Return every record below exactly as written, but leave out the pictures.
_ _ _
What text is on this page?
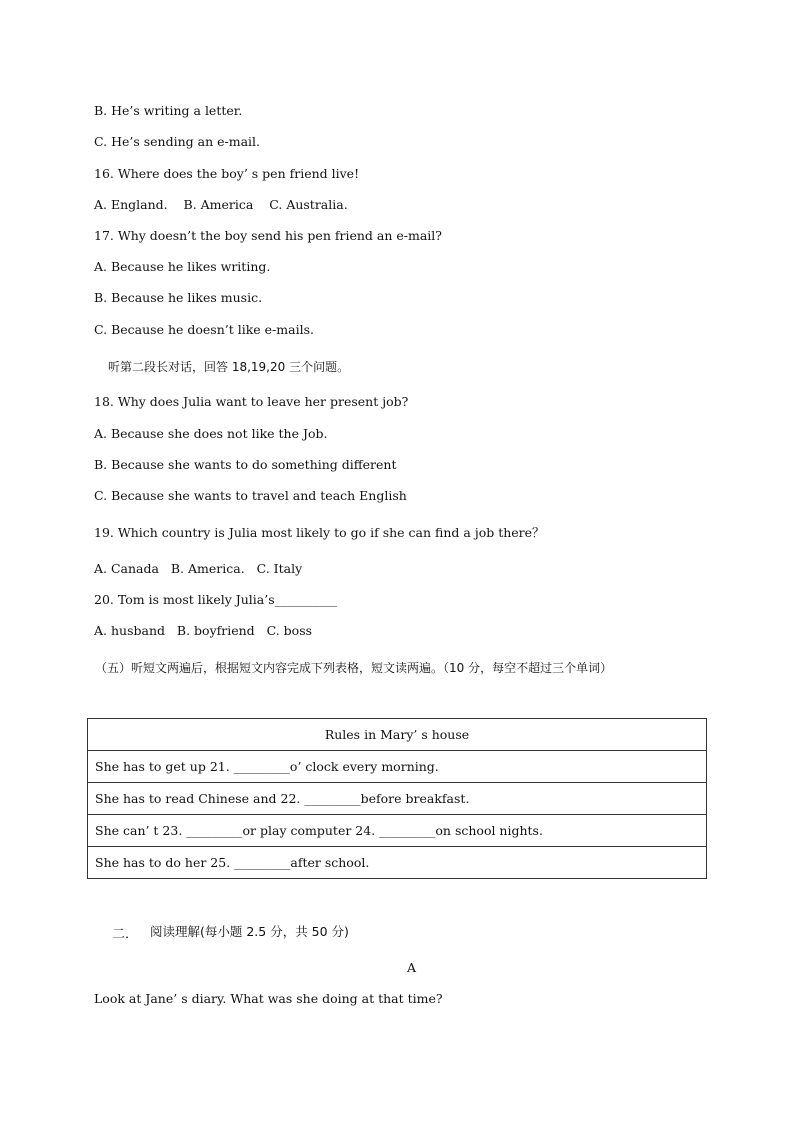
B. He’s writing a letter.
C. He’s sending an e-mail.
16. Where does the boy’ s pen friend live!
A. England.    B. America    C. Australia.
17. Why doesn’t the boy send his pen friend an e-mail?
A. Because he likes writing.
B. Because he likes music.
C. Because he doesn’t like e-mails.
听第二段长对话，回答 18,19,20 三个问题。
18. Why does Julia want to leave her present job?
A. Because she does not like the Job.
B. Because she wants to do something different
C. Because she wants to travel and teach English
19. Which country is Julia most likely to go if she can find a job there？
A. Canada   B. America.   C. Italy
20. Tom is most likely Julia’s__________
A. husband   B. boyfriend   C. boss
（五）听短文两遍后，根据短文内容完成下列表格，短文读两遍。（10 分，每空不超过三个单词）
Rules in Mary’ s house
She has to get up 21. _________o’ clock every morning.
She has to read Chinese and 22. _________before breakfast.
She can’ t 23. _________or play computer 24. _________on school nights.
She has to do her 25. _________after school.
二． 阅读理解(每小题 2.5 分，共 50 分)
A
Look at Jane’ s diary. What was she doing at that time?
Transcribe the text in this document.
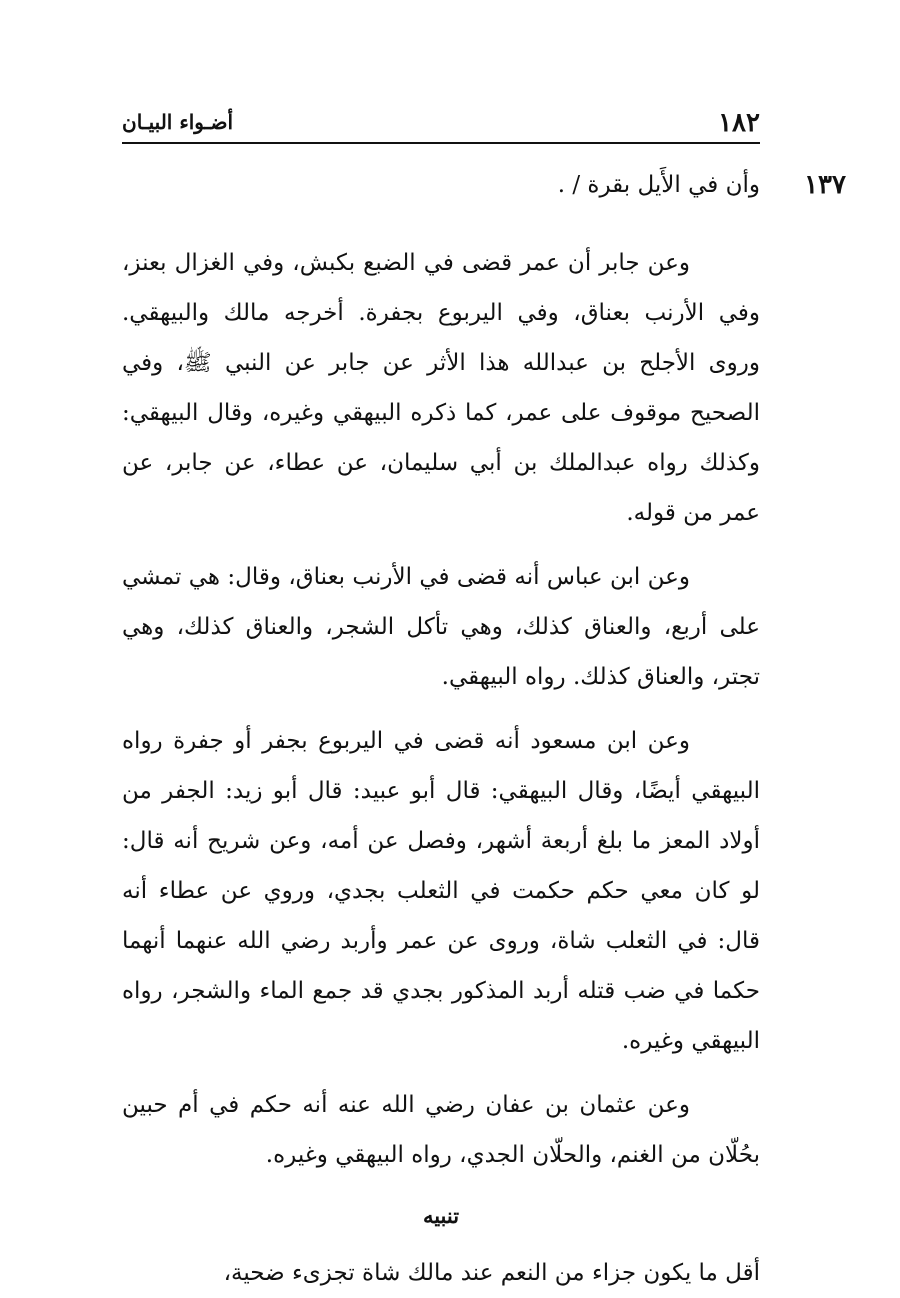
١٨٢
أضـواء البيـان
١٣٧

وأن في الأَيل بقرة / .

وعن جابر أن عمر قضى في الضبع بكبش، وفي الغزال بعنز، وفي الأرنب بعناق، وفي اليربوع بجفرة. أخرجه مالك والبيهقي. وروى الأجلح بن عبدالله هذا الأثر عن جابر عن النبي ﷺ، وفي الصحيح موقوف على عمر، كما ذكره البيهقي وغيره، وقال البيهقي: وكذلك رواه عبدالملك بن أبي سليمان، عن عطاء، عن جابر، عن عمر من قوله.

وعن ابن عباس أنه قضى في الأرنب بعناق، وقال: هي تمشي على أربع، والعناق كذلك، وهي تأكل الشجر، والعناق كذلك، وهي تجتر، والعناق كذلك. رواه البيهقي.

وعن ابن مسعود أنه قضى في اليربوع بجفر أو جفرة رواه البيهقي أيضًا، وقال البيهقي: قال أبو عبيد: قال أبو زيد: الجفر من أولاد المعز ما بلغ أربعة أشهر، وفصل عن أمه، وعن شريح أنه قال: لو كان معي حكم حكمت في الثعلب بجدي، وروي عن عطاء أنه قال: في الثعلب شاة، وروى عن عمر وأربد رضي الله عنهما أنهما حكما في ضب قتله أربد المذكور بجدي قد جمع الماء والشجر، رواه البيهقي وغيره.

وعن عثمان بن عفان رضي الله عنه أنه حكم في أم حبين بحُلّان من الغنم، والحلّان الجدي، رواه البيهقي وغيره.

تنبيه

أقل ما يكون جزاء من النعم عند مالك شاة تجزىء ضحية،
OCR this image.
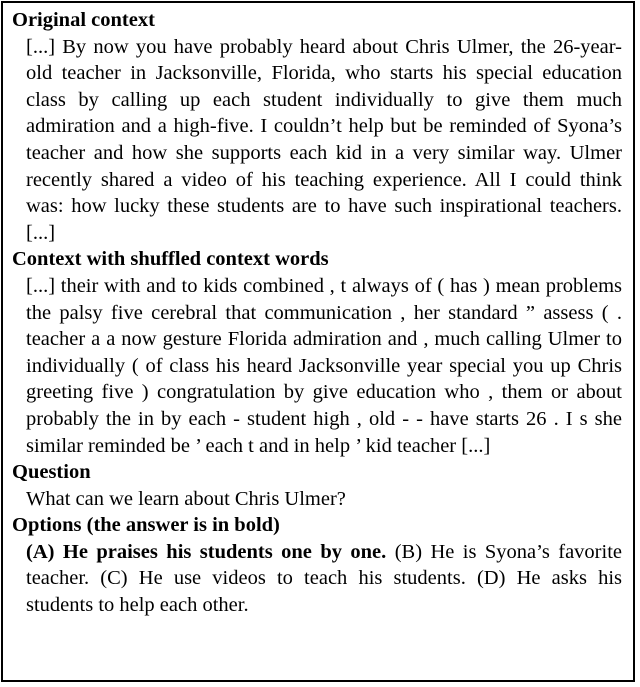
Original context

[...] By now you have probably heard about Chris Ulmer, the 26-year-old teacher in Jacksonville, Florida, who starts his special education class by calling up each student individually to give them much admiration and a high-five. I couldn’t help but be reminded of Syona’s teacher and how she supports each kid in a very similar way. Ulmer recently shared a video of his teaching experience. All I could think was: how lucky these students are to have such inspirational teachers. [...]

Context with shuffled context words

[...] their with and to kids combined , t always of ( has ) mean problems the palsy five cerebral that communication , her standard ” assess ( . teacher a a now gesture Florida admiration and , much calling Ulmer to individually ( of class his heard Jacksonville year special you up Chris greeting five ) congratulation by give education who , them or about probably the in by each - student high , old - - have starts 26 . I s she similar reminded be ’ each t and in help ’ kid teacher [...]

Question

What can we learn about Chris Ulmer?

Options (the answer is in bold)

(A) He praises his students one by one. (B) He is Syona’s favorite teacher. (C) He use videos to teach his students. (D) He asks his students to help each other.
_ _ _
=== Full output ===
What text is on this page?
B. He’s writing a letter.
C. He’s sending an e-mail.
16. Where does the boy’ s pen friend live!
A. England.    B. America    C. Australia.
17. Why doesn’t the boy send his pen friend an e-mail?
A. Because he likes writing.
B. Because he likes music.
C. Because he doesn’t like e-mails.
听第二段长对话，回答 18,19,20 三个问题。
18. Why does Julia want to leave her present job?
A. Because she does not like the Job.
B. Because she wants to do something different
C. Because she wants to travel and teach English
19. Which country is Julia most likely to go if she can find a job there？
A. Canada   B. America.   C. Italy
20. Tom is most likely Julia’s__________
A. husband   B. boyfriend   C. boss
（五）听短文两遍后，根据短文内容完成下列表格，短文读两遍。（10 分，每空不超过三个单词）
Rules in Mary’ s house
She has to get up 21. _________o’ clock every morning.
She has to read Chinese and 22. _________before breakfast.
She can’ t 23. _________or play computer 24. _________on school nights.
She has to do her 25. _________after school.
二． 阅读理解(每小题 2.5 分，共 50 分)
A
Look at Jane’ s diary. What was she doing at that time?
Transcribe the text in this document.
١٨٢
أضـواء البيـان
١٣٧

وأن في الأَيل بقرة / .

وعن جابر أن عمر قضى في الضبع بكبش، وفي الغزال بعنز، وفي الأرنب بعناق، وفي اليربوع بجفرة. أخرجه مالك والبيهقي. وروى الأجلح بن عبدالله هذا الأثر عن جابر عن النبي ﷺ، وفي الصحيح موقوف على عمر، كما ذكره البيهقي وغيره، وقال البيهقي: وكذلك رواه عبدالملك بن أبي سليمان، عن عطاء، عن جابر، عن عمر من قوله.

وعن ابن عباس أنه قضى في الأرنب بعناق، وقال: هي تمشي على أربع، والعناق كذلك، وهي تأكل الشجر، والعناق كذلك، وهي تجتر، والعناق كذلك. رواه البيهقي.

وعن ابن مسعود أنه قضى في اليربوع بجفر أو جفرة رواه البيهقي أيضًا، وقال البيهقي: قال أبو عبيد: قال أبو زيد: الجفر من أولاد المعز ما بلغ أربعة أشهر، وفصل عن أمه، وعن شريح أنه قال: لو كان معي حكم حكمت في الثعلب بجدي، وروي عن عطاء أنه قال: في الثعلب شاة، وروى عن عمر وأربد رضي الله عنهما أنهما حكما في ضب قتله أربد المذكور بجدي قد جمع الماء والشجر، رواه البيهقي وغيره.

وعن عثمان بن عفان رضي الله عنه أنه حكم في أم حبين بحُلّان من الغنم، والحلّان الجدي، رواه البيهقي وغيره.

تنبيه

أقل ما يكون جزاء من النعم عند مالك شاة تجزىء ضحية،
OCR this image.
Original context

[...] By now you have probably heard about Chris Ulmer, the 26-year-old teacher in Jacksonville, Florida, who starts his special education class by calling up each student individually to give them much admiration and a high-five. I couldn’t help but be reminded of Syona’s teacher and how she supports each kid in a very similar way. Ulmer recently shared a video of his teaching experience. All I could think was: how lucky these students are to have such inspirational teachers. [...]

Context with shuffled context words

[...] their with and to kids combined , t always of ( has ) mean problems the palsy five cerebral that communication , her standard ” assess ( . teacher a a now gesture Florida admiration and , much calling Ulmer to individually ( of class his heard Jacksonville year special you up Chris greeting five ) congratulation by give education who , them or about probably the in by each - student high , old - - have starts 26 . I s she similar reminded be ’ each t and in help ’ kid teacher [...]

Question

What can we learn about Chris Ulmer?

Options (the answer is in bold)

(A) He praises his students one by one. (B) He is Syona’s favorite teacher. (C) He use videos to teach his students. (D) He asks his students to help each other.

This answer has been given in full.